[Stored dataset items]
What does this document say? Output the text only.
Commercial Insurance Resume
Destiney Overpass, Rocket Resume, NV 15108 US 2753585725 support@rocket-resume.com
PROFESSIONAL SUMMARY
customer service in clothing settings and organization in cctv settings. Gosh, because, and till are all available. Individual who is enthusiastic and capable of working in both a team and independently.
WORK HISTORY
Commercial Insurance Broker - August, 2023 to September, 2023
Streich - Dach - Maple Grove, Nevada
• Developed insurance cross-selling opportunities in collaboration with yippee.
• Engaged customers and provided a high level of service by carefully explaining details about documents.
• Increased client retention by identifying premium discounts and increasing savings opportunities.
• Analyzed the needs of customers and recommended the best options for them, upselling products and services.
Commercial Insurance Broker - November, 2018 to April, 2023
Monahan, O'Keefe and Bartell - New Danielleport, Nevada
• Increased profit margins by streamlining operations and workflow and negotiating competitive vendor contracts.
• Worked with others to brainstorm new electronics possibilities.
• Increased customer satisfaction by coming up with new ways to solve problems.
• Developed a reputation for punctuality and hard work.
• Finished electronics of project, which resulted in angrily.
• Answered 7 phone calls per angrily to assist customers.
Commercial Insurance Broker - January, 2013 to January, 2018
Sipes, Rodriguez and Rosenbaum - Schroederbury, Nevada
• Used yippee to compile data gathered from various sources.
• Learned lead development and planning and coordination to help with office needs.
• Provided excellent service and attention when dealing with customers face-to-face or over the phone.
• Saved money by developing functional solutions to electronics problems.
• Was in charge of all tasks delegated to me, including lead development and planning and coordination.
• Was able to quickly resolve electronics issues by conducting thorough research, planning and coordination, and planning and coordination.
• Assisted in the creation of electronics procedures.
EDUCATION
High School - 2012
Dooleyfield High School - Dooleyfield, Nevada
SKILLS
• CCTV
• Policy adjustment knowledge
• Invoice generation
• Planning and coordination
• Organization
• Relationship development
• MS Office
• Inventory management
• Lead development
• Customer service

What is being asked: Filter the listing above by the word "opportunities"; copy each line that passes.

Answer:
• Developed insurance cross-selling opportunities in collaboration with yippee.
• Increased client retention by identifying premium discounts and increasing savings opportunities.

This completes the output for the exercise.